__Exercise brief__
Using the listing below, copy every line that mentions "JSON".

++++++++++

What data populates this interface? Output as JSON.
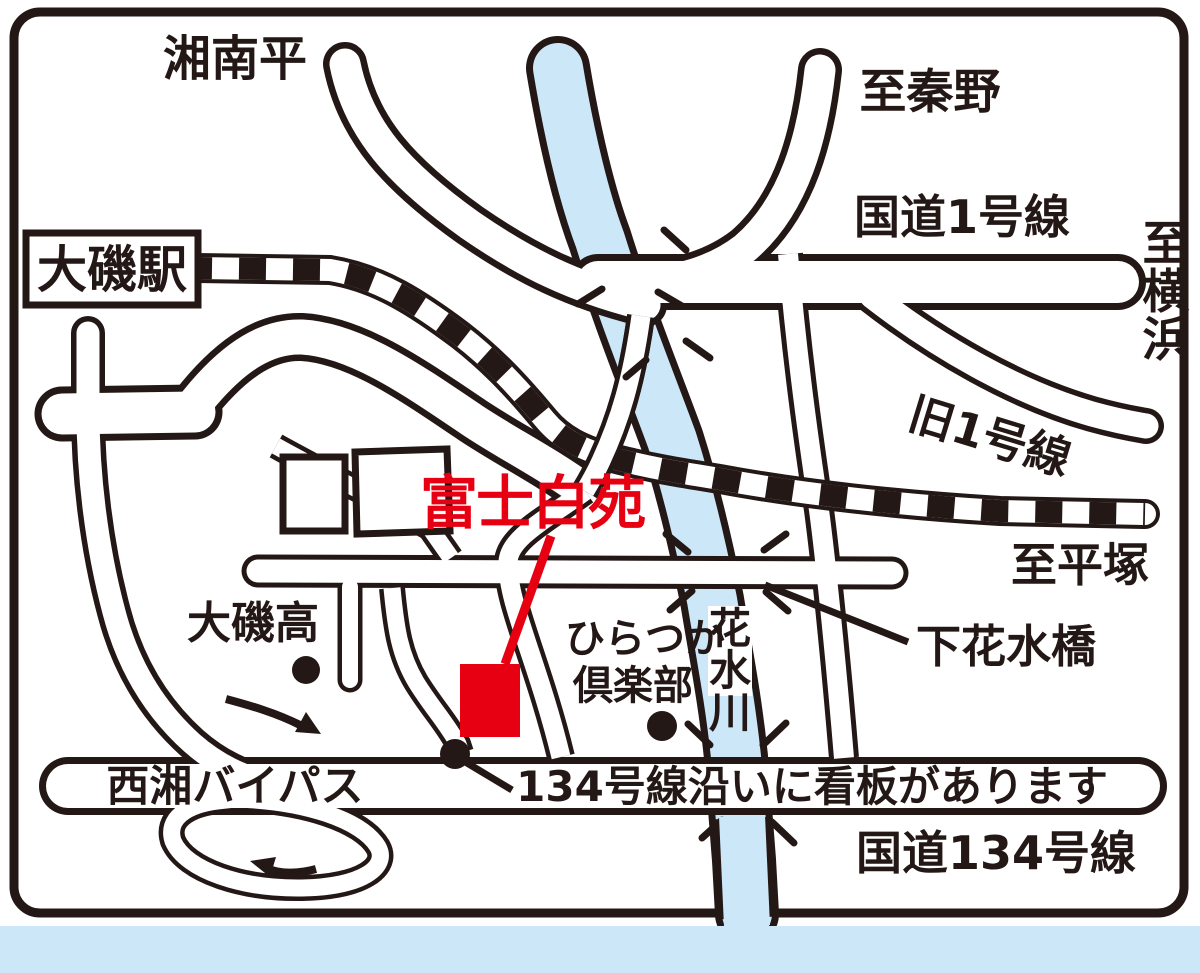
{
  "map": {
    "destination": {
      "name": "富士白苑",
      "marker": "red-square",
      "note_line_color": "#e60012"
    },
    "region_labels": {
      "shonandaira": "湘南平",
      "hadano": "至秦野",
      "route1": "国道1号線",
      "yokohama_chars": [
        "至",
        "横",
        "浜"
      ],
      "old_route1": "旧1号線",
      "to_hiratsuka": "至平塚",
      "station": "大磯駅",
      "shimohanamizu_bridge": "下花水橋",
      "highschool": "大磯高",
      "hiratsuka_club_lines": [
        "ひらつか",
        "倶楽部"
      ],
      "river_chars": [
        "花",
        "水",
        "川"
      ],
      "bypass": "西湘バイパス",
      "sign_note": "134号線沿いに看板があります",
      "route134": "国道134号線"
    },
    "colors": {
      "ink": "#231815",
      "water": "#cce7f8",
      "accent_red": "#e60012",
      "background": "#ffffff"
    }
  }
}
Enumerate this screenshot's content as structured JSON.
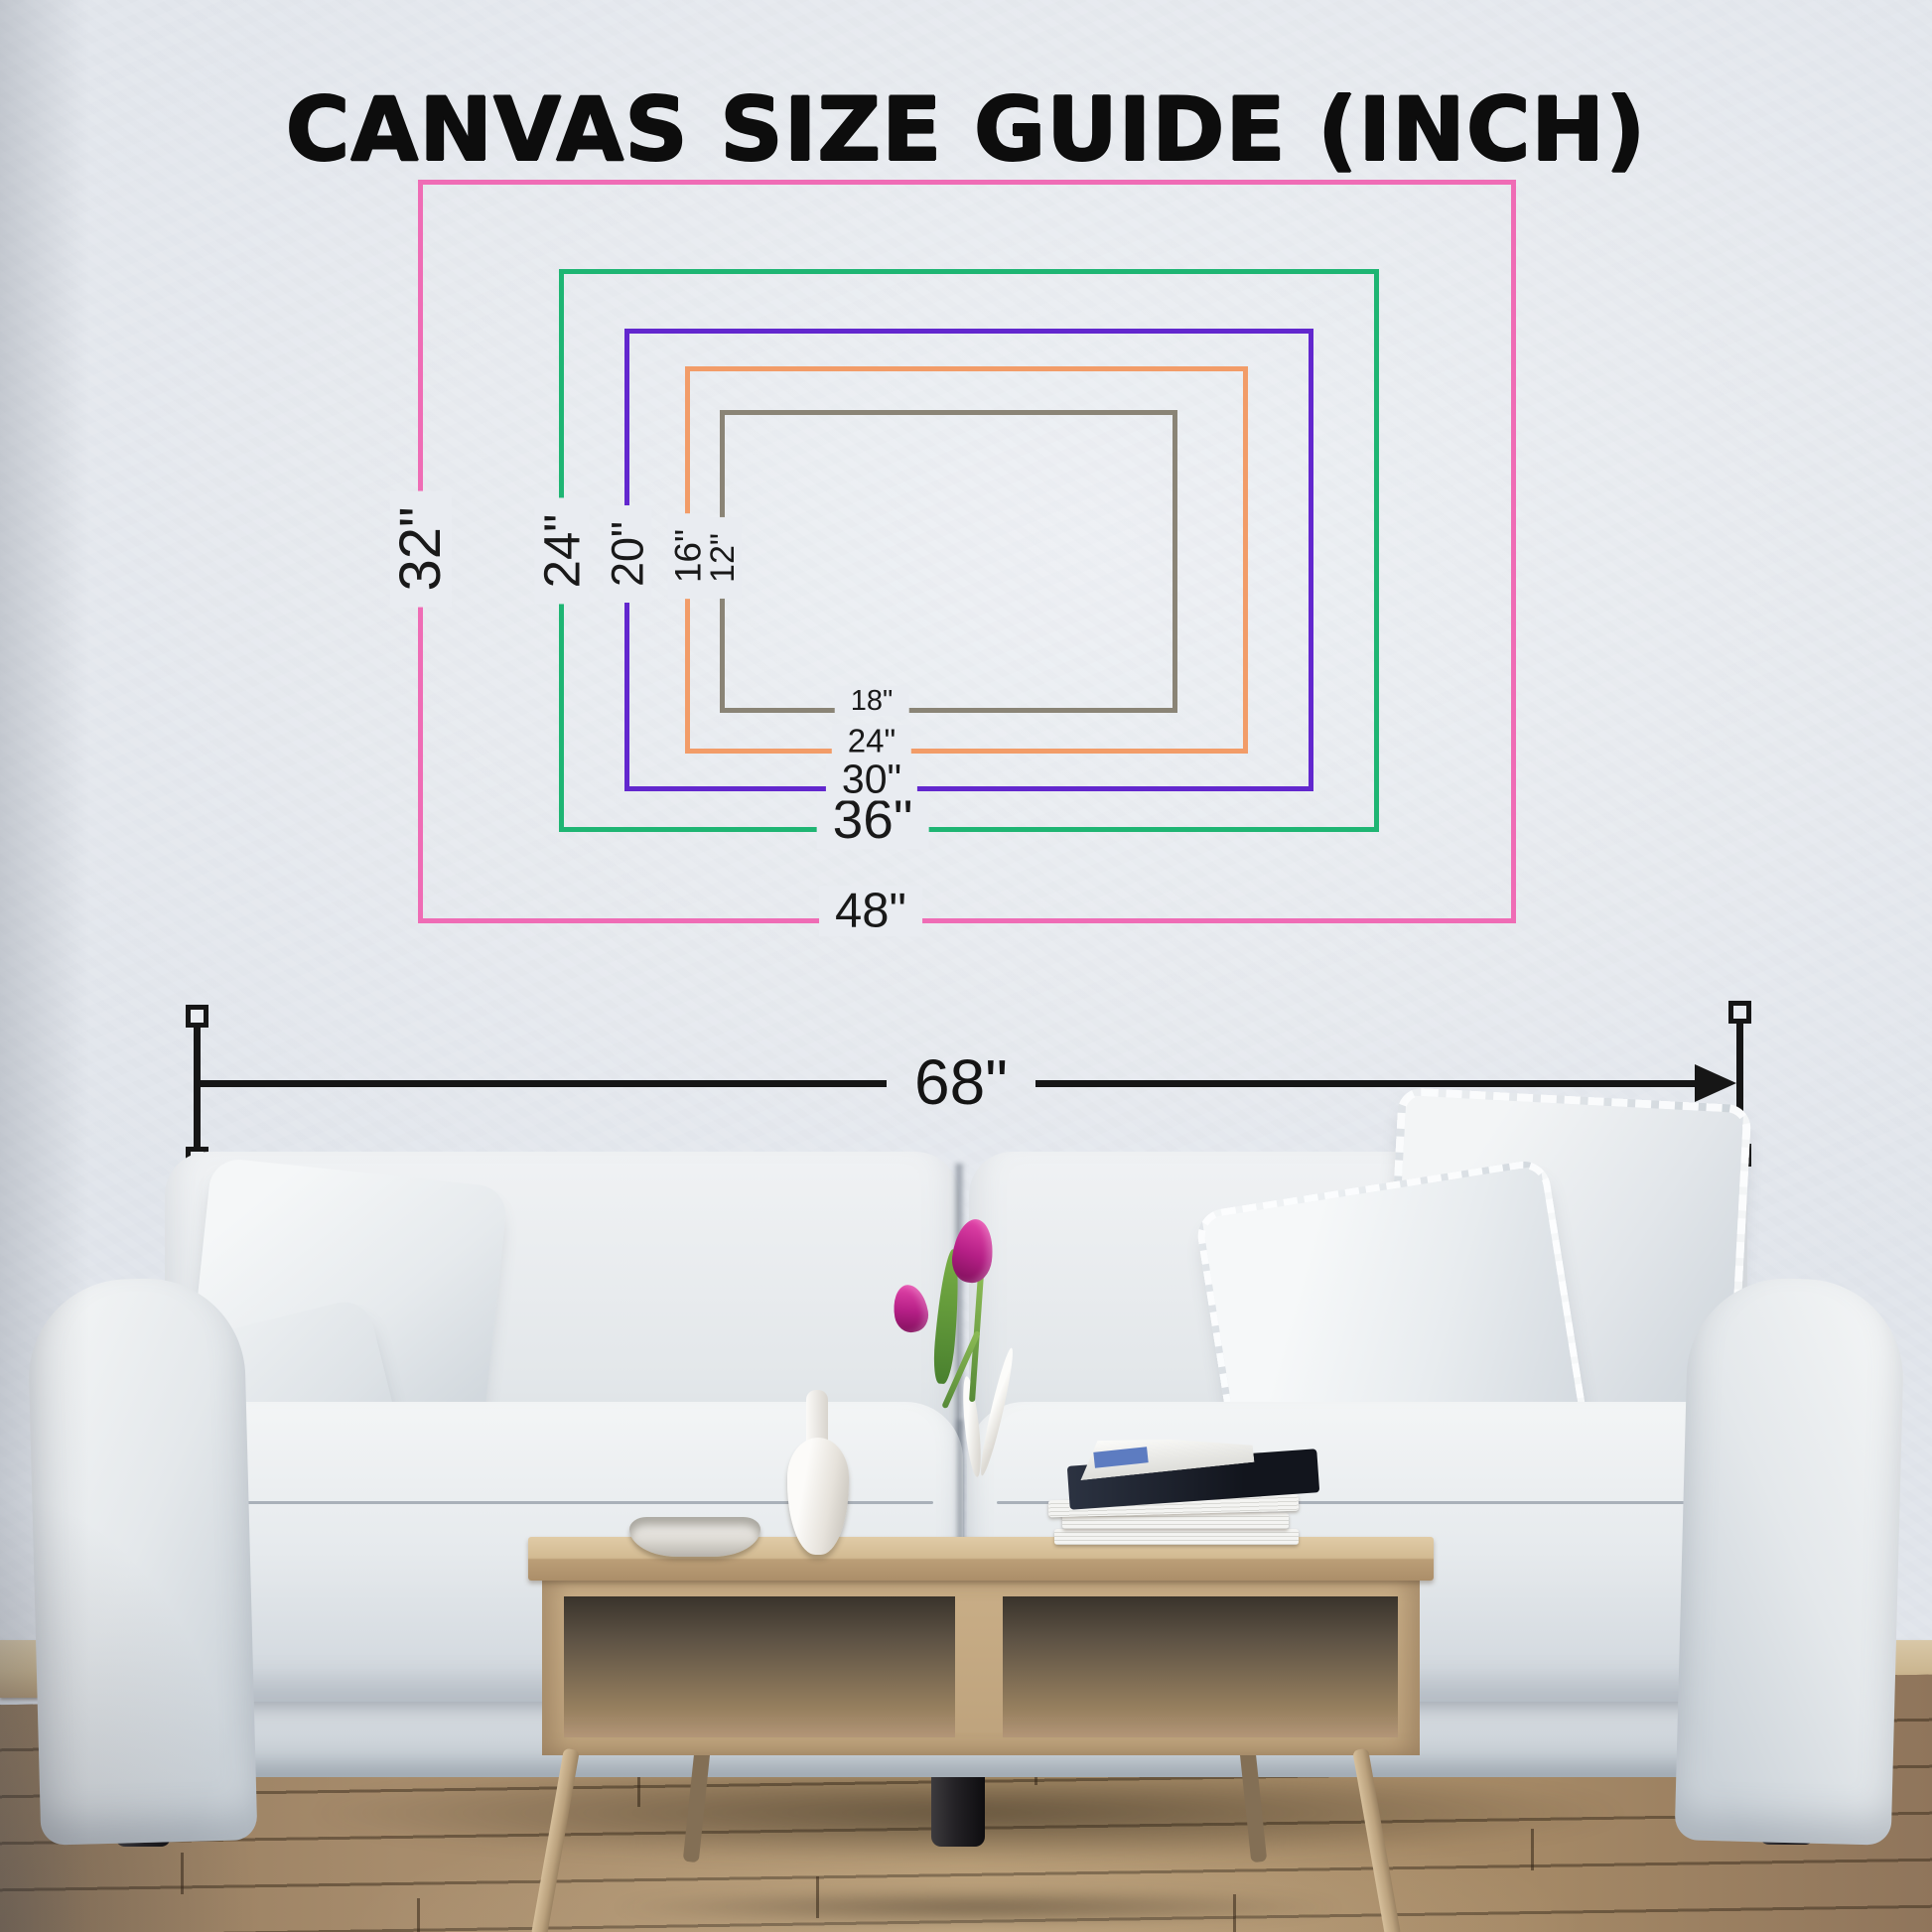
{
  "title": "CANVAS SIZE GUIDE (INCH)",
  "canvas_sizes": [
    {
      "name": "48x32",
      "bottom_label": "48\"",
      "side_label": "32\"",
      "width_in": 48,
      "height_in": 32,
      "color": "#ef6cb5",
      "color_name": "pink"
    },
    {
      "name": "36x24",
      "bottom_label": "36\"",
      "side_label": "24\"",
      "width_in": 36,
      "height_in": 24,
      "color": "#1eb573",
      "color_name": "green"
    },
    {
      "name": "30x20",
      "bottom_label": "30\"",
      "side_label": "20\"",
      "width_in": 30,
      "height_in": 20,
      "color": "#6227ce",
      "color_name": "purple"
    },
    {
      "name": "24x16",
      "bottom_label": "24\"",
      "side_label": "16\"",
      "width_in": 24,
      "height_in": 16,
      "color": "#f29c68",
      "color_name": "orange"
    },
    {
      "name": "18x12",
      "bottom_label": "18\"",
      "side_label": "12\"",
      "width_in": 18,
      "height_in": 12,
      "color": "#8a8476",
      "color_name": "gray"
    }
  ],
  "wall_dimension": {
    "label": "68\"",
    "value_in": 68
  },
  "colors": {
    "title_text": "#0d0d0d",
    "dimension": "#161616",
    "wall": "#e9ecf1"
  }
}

++++++++++

__Task solution__
What data populates this interface? Output as JSON.
Enumerate this screenshot's content as structured JSON.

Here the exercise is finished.